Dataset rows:
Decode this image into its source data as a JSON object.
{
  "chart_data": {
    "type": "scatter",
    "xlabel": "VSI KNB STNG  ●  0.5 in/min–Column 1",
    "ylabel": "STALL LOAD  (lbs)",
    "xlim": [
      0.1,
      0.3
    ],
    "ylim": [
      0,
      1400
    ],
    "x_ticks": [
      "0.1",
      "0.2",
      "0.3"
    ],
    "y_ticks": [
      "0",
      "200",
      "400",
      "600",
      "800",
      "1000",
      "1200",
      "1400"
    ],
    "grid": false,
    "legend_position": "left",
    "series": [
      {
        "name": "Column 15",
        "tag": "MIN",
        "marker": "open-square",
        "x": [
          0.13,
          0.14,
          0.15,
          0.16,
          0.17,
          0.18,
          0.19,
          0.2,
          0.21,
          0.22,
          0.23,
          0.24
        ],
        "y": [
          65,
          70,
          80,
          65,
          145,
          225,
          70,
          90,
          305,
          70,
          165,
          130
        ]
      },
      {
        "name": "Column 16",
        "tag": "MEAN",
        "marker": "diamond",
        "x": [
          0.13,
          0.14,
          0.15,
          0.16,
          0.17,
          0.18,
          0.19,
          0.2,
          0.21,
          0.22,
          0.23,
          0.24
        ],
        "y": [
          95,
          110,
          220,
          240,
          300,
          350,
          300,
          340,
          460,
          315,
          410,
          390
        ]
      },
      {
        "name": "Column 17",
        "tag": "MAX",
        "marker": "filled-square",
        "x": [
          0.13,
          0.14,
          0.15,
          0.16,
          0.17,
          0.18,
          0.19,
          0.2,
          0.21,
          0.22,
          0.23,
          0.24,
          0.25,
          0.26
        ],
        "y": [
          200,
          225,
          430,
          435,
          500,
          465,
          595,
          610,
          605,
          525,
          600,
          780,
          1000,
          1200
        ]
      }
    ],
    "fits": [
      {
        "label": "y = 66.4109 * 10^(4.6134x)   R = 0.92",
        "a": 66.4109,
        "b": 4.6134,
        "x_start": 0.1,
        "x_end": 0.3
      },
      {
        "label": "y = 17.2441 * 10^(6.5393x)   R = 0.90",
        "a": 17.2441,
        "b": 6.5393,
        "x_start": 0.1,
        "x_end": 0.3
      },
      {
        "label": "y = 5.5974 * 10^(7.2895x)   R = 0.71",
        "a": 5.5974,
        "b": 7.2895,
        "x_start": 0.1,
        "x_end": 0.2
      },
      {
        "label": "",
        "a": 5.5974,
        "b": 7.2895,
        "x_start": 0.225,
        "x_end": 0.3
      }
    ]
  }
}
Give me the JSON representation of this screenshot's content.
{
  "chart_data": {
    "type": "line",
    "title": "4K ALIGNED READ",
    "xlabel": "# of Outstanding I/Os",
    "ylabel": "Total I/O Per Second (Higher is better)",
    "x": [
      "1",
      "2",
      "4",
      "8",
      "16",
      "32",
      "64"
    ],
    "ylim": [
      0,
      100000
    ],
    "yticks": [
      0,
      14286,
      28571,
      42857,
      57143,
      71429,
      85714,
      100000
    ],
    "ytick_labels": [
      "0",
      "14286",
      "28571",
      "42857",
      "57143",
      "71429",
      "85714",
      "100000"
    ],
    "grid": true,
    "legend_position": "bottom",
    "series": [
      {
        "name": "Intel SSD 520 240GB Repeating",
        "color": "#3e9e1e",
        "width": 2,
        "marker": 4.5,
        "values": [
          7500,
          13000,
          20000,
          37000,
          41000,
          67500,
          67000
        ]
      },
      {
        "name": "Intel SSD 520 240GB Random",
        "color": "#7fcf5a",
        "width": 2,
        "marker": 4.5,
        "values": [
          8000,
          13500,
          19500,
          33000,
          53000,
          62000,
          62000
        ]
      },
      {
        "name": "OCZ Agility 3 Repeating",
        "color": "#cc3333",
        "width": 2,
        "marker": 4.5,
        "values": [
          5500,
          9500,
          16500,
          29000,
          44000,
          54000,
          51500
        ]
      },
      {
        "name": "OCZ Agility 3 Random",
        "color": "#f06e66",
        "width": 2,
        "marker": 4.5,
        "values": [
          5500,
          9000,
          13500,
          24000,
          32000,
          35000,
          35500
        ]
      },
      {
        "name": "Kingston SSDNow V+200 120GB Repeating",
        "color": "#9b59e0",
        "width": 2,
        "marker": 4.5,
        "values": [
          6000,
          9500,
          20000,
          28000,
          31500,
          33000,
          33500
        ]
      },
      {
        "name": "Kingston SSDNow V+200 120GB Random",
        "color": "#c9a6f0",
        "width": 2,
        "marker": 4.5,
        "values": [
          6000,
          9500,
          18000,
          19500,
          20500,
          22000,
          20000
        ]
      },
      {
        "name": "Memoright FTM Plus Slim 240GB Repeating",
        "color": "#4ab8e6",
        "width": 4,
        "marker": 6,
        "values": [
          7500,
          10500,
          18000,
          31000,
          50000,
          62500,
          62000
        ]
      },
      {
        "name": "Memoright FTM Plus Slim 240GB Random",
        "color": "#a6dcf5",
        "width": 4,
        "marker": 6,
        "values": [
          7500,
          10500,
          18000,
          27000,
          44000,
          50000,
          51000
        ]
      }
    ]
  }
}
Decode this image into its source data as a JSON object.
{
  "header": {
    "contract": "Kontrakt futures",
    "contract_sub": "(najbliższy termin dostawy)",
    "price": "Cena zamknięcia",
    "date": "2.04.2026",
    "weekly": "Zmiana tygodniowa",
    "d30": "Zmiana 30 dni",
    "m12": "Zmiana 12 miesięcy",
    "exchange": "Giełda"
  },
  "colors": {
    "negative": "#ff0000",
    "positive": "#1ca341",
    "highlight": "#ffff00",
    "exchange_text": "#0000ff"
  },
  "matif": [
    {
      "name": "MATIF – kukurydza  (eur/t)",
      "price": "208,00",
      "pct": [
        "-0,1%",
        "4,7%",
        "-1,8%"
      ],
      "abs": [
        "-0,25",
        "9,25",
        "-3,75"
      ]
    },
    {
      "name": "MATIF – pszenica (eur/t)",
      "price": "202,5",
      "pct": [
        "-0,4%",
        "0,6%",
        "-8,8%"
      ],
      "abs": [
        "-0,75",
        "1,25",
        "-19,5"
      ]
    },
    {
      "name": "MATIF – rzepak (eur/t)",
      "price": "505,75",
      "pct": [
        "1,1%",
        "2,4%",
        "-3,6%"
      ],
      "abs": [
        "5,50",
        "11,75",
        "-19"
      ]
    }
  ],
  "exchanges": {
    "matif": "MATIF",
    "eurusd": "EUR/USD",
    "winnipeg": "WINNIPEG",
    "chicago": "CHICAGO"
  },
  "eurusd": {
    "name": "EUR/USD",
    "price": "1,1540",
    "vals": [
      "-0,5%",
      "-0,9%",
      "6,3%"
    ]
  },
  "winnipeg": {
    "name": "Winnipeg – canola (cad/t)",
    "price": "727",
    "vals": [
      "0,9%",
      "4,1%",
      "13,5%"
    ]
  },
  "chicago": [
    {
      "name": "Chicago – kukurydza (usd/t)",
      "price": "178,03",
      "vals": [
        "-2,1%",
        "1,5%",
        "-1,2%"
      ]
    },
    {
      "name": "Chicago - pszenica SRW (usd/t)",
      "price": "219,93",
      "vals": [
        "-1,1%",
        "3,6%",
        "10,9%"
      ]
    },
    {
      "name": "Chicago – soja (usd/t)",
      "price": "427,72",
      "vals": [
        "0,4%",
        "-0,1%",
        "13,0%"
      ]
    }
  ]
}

[What is asked] Restate the records, all of them, precisely as written.

[Task answer]
Decode this image into its source data as a JSON object.
{
  "chart_data": {
    "type": "scatter",
    "xlabel": "VSI KNB STNG  ●  0.5 in/min–Column 1",
    "ylabel": "STALL LOAD  (lbs)",
    "xlim": [
      0.1,
      0.3
    ],
    "ylim": [
      0,
      1400
    ],
    "x_ticks": [
      "0.1",
      "0.2",
      "0.3"
    ],
    "y_ticks": [
      "0",
      "200",
      "400",
      "600",
      "800",
      "1000",
      "1200",
      "1400"
    ],
    "grid": false,
    "legend_position": "left",
    "series": [
      {
        "name": "Column 15",
        "tag": "MIN",
        "marker": "open-square",
        "x": [
          0.13,
          0.14,
          0.15,
          0.16,
          0.17,
          0.18,
          0.19,
          0.2,
          0.21,
          0.22,
          0.23,
          0.24
        ],
        "y": [
          65,
          70,
          80,
          65,
          145,
          225,
          70,
          90,
          305,
          70,
          165,
          130
        ]
      },
      {
        "name": "Column 16",
        "tag": "MEAN",
        "marker": "diamond",
        "x": [
          0.13,
          0.14,
          0.15,
          0.16,
          0.17,
          0.18,
          0.19,
          0.2,
          0.21,
          0.22,
          0.23,
          0.24
        ],
        "y": [
          95,
          110,
          220,
          240,
          300,
          350,
          300,
          340,
          460,
          315,
          410,
          390
        ]
      },
      {
        "name": "Column 17",
        "tag": "MAX",
        "marker": "filled-square",
        "x": [
          0.13,
          0.14,
          0.15,
          0.16,
          0.17,
          0.18,
          0.19,
          0.2,
          0.21,
          0.22,
          0.23,
          0.24,
          0.25,
          0.26
        ],
        "y": [
          200,
          225,
          430,
          435,
          500,
          465,
          595,
          610,
          605,
          525,
          600,
          780,
          1000,
          1200
        ]
      }
    ],
    "fits": [
      {
        "label": "y = 66.4109 * 10^(4.6134x)   R = 0.92",
        "a": 66.4109,
        "b": 4.6134,
        "x_start": 0.1,
        "x_end": 0.3
      },
      {
        "label": "y = 17.2441 * 10^(6.5393x)   R = 0.90",
        "a": 17.2441,
        "b": 6.5393,
        "x_start": 0.1,
        "x_end": 0.3
      },
      {
        "label": "y = 5.5974 * 10^(7.2895x)   R = 0.71",
        "a": 5.5974,
        "b": 7.2895,
        "x_start": 0.1,
        "x_end": 0.2
      },
      {
        "label": "",
        "a": 5.5974,
        "b": 7.2895,
        "x_start": 0.225,
        "x_end": 0.3
      }
    ]
  }
}
Give me the JSON representation of this screenshot's content.
{
  "chart_data": {
    "type": "line",
    "title": "4K ALIGNED READ",
    "xlabel": "# of Outstanding I/Os",
    "ylabel": "Total I/O Per Second (Higher is better)",
    "x": [
      "1",
      "2",
      "4",
      "8",
      "16",
      "32",
      "64"
    ],
    "ylim": [
      0,
      100000
    ],
    "yticks": [
      0,
      14286,
      28571,
      42857,
      57143,
      71429,
      85714,
      100000
    ],
    "ytick_labels": [
      "0",
      "14286",
      "28571",
      "42857",
      "57143",
      "71429",
      "85714",
      "100000"
    ],
    "grid": true,
    "legend_position": "bottom",
    "series": [
      {
        "name": "Intel SSD 520 240GB Repeating",
        "color": "#3e9e1e",
        "width": 2,
        "marker": 4.5,
        "values": [
          7500,
          13000,
          20000,
          37000,
          41000,
          67500,
          67000
        ]
      },
      {
        "name": "Intel SSD 520 240GB Random",
        "color": "#7fcf5a",
        "width": 2,
        "marker": 4.5,
        "values": [
          8000,
          13500,
          19500,
          33000,
          53000,
          62000,
          62000
        ]
      },
      {
        "name": "OCZ Agility 3 Repeating",
        "color": "#cc3333",
        "width": 2,
        "marker": 4.5,
        "values": [
          5500,
          9500,
          16500,
          29000,
          44000,
          54000,
          51500
        ]
      },
      {
        "name": "OCZ Agility 3 Random",
        "color": "#f06e66",
        "width": 2,
        "marker": 4.5,
        "values": [
          5500,
          9000,
          13500,
          24000,
          32000,
          35000,
          35500
        ]
      },
      {
        "name": "Kingston SSDNow V+200 120GB Repeating",
        "color": "#9b59e0",
        "width": 2,
        "marker": 4.5,
        "values": [
          6000,
          9500,
          20000,
          28000,
          31500,
          33000,
          33500
        ]
      },
      {
        "name": "Kingston SSDNow V+200 120GB Random",
        "color": "#c9a6f0",
        "width": 2,
        "marker": 4.5,
        "values": [
          6000,
          9500,
          18000,
          19500,
          20500,
          22000,
          20000
        ]
      },
      {
        "name": "Memoright FTM Plus Slim 240GB Repeating",
        "color": "#4ab8e6",
        "width": 4,
        "marker": 6,
        "values": [
          7500,
          10500,
          18000,
          31000,
          50000,
          62500,
          62000
        ]
      },
      {
        "name": "Memoright FTM Plus Slim 240GB Random",
        "color": "#a6dcf5",
        "width": 4,
        "marker": 6,
        "values": [
          7500,
          10500,
          18000,
          27000,
          44000,
          50000,
          51000
        ]
      }
    ]
  }
}
Decode this image into its source data as a JSON object.
{
  "header": {
    "contract": "Kontrakt futures",
    "contract_sub": "(najbliższy termin dostawy)",
    "price": "Cena zamknięcia",
    "date": "2.04.2026",
    "weekly": "Zmiana tygodniowa",
    "d30": "Zmiana 30 dni",
    "m12": "Zmiana 12 miesięcy",
    "exchange": "Giełda"
  },
  "colors": {
    "negative": "#ff0000",
    "positive": "#1ca341",
    "highlight": "#ffff00",
    "exchange_text": "#0000ff"
  },
  "matif": [
    {
      "name": "MATIF – kukurydza  (eur/t)",
      "price": "208,00",
      "pct": [
        "-0,1%",
        "4,7%",
        "-1,8%"
      ],
      "abs": [
        "-0,25",
        "9,25",
        "-3,75"
      ]
    },
    {
      "name": "MATIF – pszenica (eur/t)",
      "price": "202,5",
      "pct": [
        "-0,4%",
        "0,6%",
        "-8,8%"
      ],
      "abs": [
        "-0,75",
        "1,25",
        "-19,5"
      ]
    },
    {
      "name": "MATIF – rzepak (eur/t)",
      "price": "505,75",
      "pct": [
        "1,1%",
        "2,4%",
        "-3,6%"
      ],
      "abs": [
        "5,50",
        "11,75",
        "-19"
      ]
    }
  ],
  "exchanges": {
    "matif": "MATIF",
    "eurusd": "EUR/USD",
    "winnipeg": "WINNIPEG",
    "chicago": "CHICAGO"
  },
  "eurusd": {
    "name": "EUR/USD",
    "price": "1,1540",
    "vals": [
      "-0,5%",
      "-0,9%",
      "6,3%"
    ]
  },
  "winnipeg": {
    "name": "Winnipeg – canola (cad/t)",
    "price": "727",
    "vals": [
      "0,9%",
      "4,1%",
      "13,5%"
    ]
  },
  "chicago": [
    {
      "name": "Chicago – kukurydza (usd/t)",
      "price": "178,03",
      "vals": [
        "-2,1%",
        "1,5%",
        "-1,2%"
      ]
    },
    {
      "name": "Chicago - pszenica SRW (usd/t)",
      "price": "219,93",
      "vals": [
        "-1,1%",
        "3,6%",
        "10,9%"
      ]
    },
    {
      "name": "Chicago – soja (usd/t)",
      "price": "427,72",
      "vals": [
        "0,4%",
        "-0,1%",
        "13,0%"
      ]
    }
  ]
}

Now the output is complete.